WHAT THE EXERCISE ASKS
Extract every record, exactly as written, and ignore the pictures.

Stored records
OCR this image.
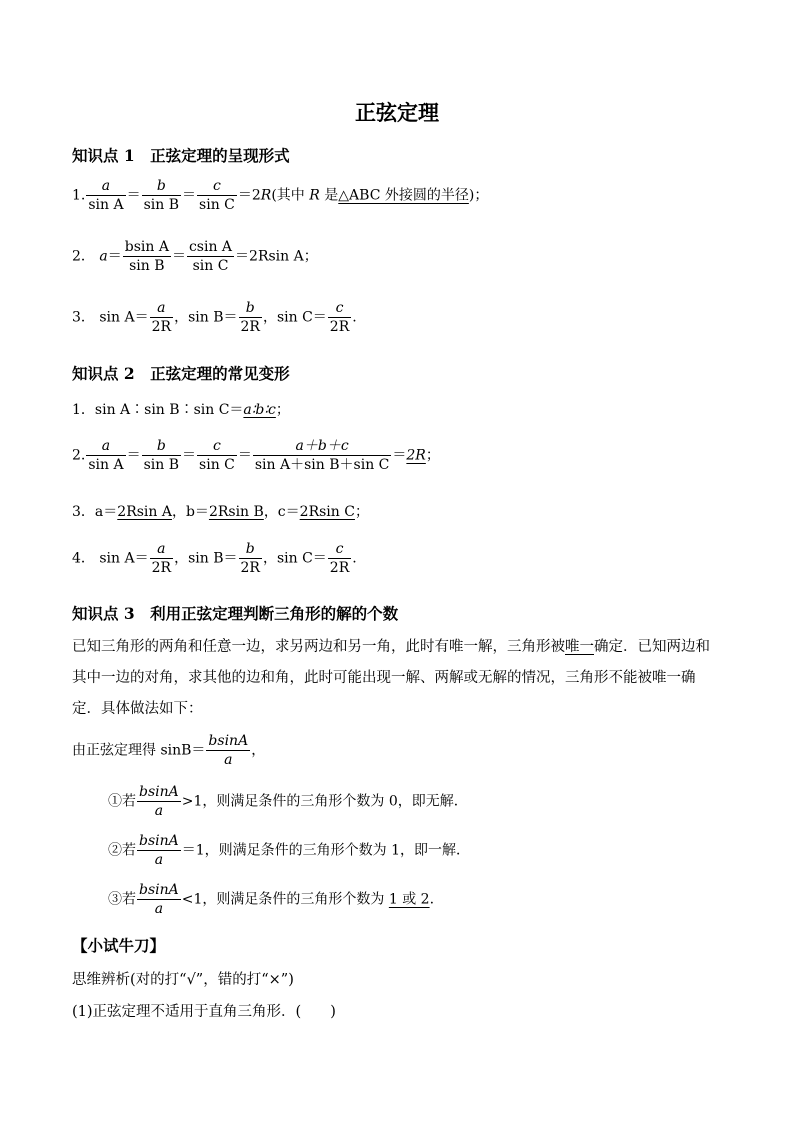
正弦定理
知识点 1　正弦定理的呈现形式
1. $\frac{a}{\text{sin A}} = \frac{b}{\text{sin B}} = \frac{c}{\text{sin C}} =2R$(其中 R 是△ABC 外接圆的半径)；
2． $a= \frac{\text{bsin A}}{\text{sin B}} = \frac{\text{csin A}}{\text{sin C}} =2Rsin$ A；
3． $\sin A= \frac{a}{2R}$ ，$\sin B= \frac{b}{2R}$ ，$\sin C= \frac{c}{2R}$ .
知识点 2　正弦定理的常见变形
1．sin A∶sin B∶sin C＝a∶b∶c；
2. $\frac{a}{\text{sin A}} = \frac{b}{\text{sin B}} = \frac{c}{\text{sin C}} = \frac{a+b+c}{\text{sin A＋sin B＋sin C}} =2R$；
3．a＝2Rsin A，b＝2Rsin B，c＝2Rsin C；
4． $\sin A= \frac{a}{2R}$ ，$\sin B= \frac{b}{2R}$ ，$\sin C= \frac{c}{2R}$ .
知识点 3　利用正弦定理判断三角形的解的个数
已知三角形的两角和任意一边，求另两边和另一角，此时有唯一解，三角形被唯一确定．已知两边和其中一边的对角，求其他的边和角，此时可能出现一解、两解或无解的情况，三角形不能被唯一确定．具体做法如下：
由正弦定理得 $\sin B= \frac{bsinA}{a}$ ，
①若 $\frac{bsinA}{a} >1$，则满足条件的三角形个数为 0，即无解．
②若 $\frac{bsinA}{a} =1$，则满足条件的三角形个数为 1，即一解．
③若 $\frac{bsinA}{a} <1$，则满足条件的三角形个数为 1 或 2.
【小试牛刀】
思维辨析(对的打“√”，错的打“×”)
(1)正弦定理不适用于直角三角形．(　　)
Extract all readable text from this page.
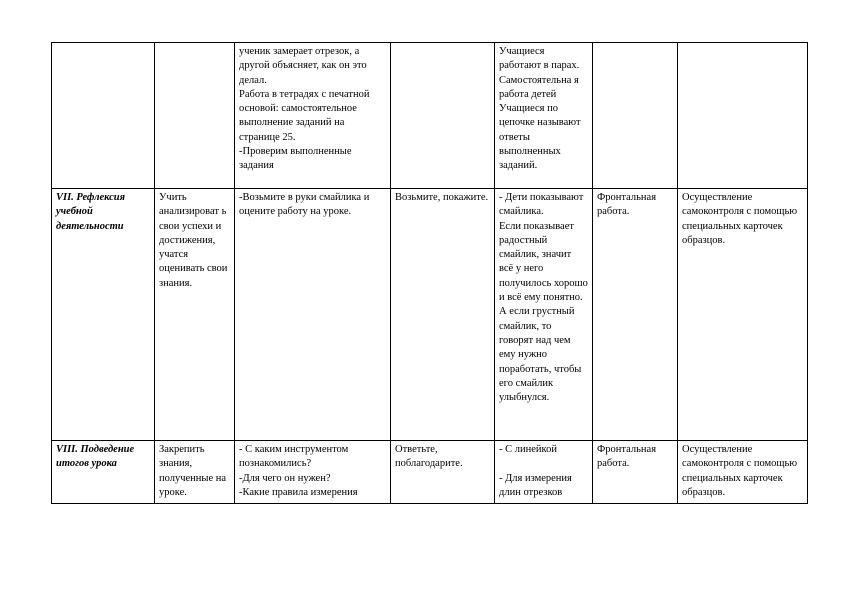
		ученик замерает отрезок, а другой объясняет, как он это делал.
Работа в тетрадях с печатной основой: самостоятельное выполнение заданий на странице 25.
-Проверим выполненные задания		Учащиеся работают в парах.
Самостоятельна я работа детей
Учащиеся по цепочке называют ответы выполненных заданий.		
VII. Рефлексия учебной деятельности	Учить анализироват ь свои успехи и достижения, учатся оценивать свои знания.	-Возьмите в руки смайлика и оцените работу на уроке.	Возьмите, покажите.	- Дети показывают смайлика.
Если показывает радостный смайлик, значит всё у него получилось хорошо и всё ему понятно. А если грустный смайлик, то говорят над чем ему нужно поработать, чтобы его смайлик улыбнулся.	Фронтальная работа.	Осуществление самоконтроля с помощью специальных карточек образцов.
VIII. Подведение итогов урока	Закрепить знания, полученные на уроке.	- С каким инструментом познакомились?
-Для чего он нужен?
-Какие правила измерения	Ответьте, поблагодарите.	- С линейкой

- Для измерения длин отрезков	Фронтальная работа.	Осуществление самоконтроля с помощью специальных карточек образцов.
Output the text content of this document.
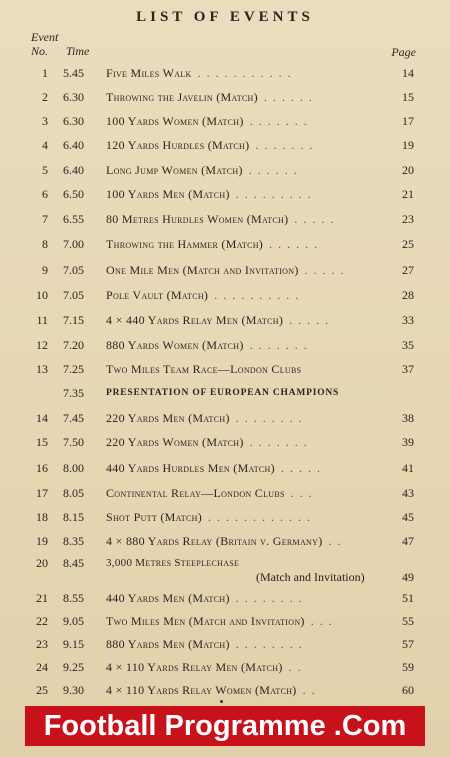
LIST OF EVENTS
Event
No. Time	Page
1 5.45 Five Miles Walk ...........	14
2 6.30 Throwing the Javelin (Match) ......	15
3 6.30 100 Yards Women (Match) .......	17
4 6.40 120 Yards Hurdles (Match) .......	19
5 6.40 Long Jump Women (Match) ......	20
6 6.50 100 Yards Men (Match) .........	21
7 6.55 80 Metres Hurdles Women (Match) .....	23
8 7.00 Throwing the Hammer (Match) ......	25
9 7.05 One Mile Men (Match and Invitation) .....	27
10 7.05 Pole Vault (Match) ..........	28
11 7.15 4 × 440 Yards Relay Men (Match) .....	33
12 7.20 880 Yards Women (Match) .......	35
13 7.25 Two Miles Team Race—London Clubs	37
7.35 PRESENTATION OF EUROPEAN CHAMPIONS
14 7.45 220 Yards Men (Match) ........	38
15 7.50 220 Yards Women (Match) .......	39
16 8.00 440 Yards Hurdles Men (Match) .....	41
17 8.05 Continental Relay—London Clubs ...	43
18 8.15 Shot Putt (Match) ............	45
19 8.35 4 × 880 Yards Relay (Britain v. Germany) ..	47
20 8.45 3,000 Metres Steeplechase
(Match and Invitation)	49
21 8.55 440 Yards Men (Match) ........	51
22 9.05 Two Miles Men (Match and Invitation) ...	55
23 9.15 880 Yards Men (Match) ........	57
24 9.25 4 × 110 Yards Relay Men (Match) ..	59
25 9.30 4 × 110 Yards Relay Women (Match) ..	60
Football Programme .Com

RESULT OF THIS EXERCISE
OCR this image.
正弦定理
知识点 1　正弦定理的呈现形式
1. $\frac{a}{\text{sin A}} = \frac{b}{\text{sin B}} = \frac{c}{\text{sin C}} =2R$(其中 R 是△ABC 外接圆的半径)；
2． $a= \frac{\text{bsin A}}{\text{sin B}} = \frac{\text{csin A}}{\text{sin C}} =2Rsin$ A；
3． $\sin A= \frac{a}{2R}$ ，$\sin B= \frac{b}{2R}$ ，$\sin C= \frac{c}{2R}$ .
知识点 2　正弦定理的常见变形
1．sin A∶sin B∶sin C＝a∶b∶c；
2. $\frac{a}{\text{sin A}} = \frac{b}{\text{sin B}} = \frac{c}{\text{sin C}} = \frac{a+b+c}{\text{sin A＋sin B＋sin C}} =2R$；
3．a＝2Rsin A，b＝2Rsin B，c＝2Rsin C；
4． $\sin A= \frac{a}{2R}$ ，$\sin B= \frac{b}{2R}$ ，$\sin C= \frac{c}{2R}$ .
知识点 3　利用正弦定理判断三角形的解的个数
已知三角形的两角和任意一边，求另两边和另一角，此时有唯一解，三角形被唯一确定．已知两边和其中一边的对角，求其他的边和角，此时可能出现一解、两解或无解的情况，三角形不能被唯一确定．具体做法如下：
由正弦定理得 $\sin B= \frac{bsinA}{a}$ ，
①若 $\frac{bsinA}{a} >1$，则满足条件的三角形个数为 0，即无解．
②若 $\frac{bsinA}{a} =1$，则满足条件的三角形个数为 1，即一解．
③若 $\frac{bsinA}{a} <1$，则满足条件的三角形个数为 1 或 2.
【小试牛刀】
思维辨析(对的打“√”，错的打“×”)
(1)正弦定理不适用于直角三角形．(　　)
Extract all readable text from this page.
		ученик замерает отрезок, а другой объясняет, как он это делал.
Работа в тетрадях с печатной основой: самостоятельное выполнение заданий на странице 25.
-Проверим выполненные задания		Учащиеся работают в парах.
Самостоятельна я работа детей
Учащиеся по цепочке называют ответы выполненных заданий.		
VII. Рефлексия учебной деятельности	Учить анализироват ь свои успехи и достижения, учатся оценивать свои знания.	-Возьмите в руки смайлика и оцените работу на уроке.	Возьмите, покажите.	- Дети показывают смайлика.
Если показывает радостный смайлик, значит всё у него получилось хорошо и всё ему понятно. А если грустный смайлик, то говорят над чем ему нужно поработать, чтобы его смайлик улыбнулся.	Фронтальная работа.	Осуществление самоконтроля с помощью специальных карточек образцов.
VIII. Подведение итогов урока	Закрепить знания, полученные на уроке.	- С каким инструментом познакомились?
-Для чего он нужен?
-Какие правила измерения	Ответьте, поблагодарите.	- С линейкой

- Для измерения длин отрезков	Фронтальная работа.	Осуществление самоконтроля с помощью специальных карточек образцов.
Output the text content of this document.
LIST OF EVENTS
Event
No. Time	Page
1 5.45 Five Miles Walk ...........	14
2 6.30 Throwing the Javelin (Match) ......	15
3 6.30 100 Yards Women (Match) .......	17
4 6.40 120 Yards Hurdles (Match) .......	19
5 6.40 Long Jump Women (Match) ......	20
6 6.50 100 Yards Men (Match) .........	21
7 6.55 80 Metres Hurdles Women (Match) .....	23
8 7.00 Throwing the Hammer (Match) ......	25
9 7.05 One Mile Men (Match and Invitation) .....	27
10 7.05 Pole Vault (Match) ..........	28
11 7.15 4 × 440 Yards Relay Men (Match) .....	33
12 7.20 880 Yards Women (Match) .......	35
13 7.25 Two Miles Team Race—London Clubs	37
7.35 PRESENTATION OF EUROPEAN CHAMPIONS
14 7.45 220 Yards Men (Match) ........	38
15 7.50 220 Yards Women (Match) .......	39
16 8.00 440 Yards Hurdles Men (Match) .....	41
17 8.05 Continental Relay—London Clubs ...	43
18 8.15 Shot Putt (Match) ............	45
19 8.35 4 × 880 Yards Relay (Britain v. Germany) ..	47
20 8.45 3,000 Metres Steeplechase
(Match and Invitation)	49
21 8.55 440 Yards Men (Match) ........	51
22 9.05 Two Miles Men (Match and Invitation) ...	55
23 9.15 880 Yards Men (Match) ........	57
24 9.25 4 × 110 Yards Relay Men (Match) ..	59
25 9.30 4 × 110 Yards Relay Women (Match) ..	60
Football Programme .Com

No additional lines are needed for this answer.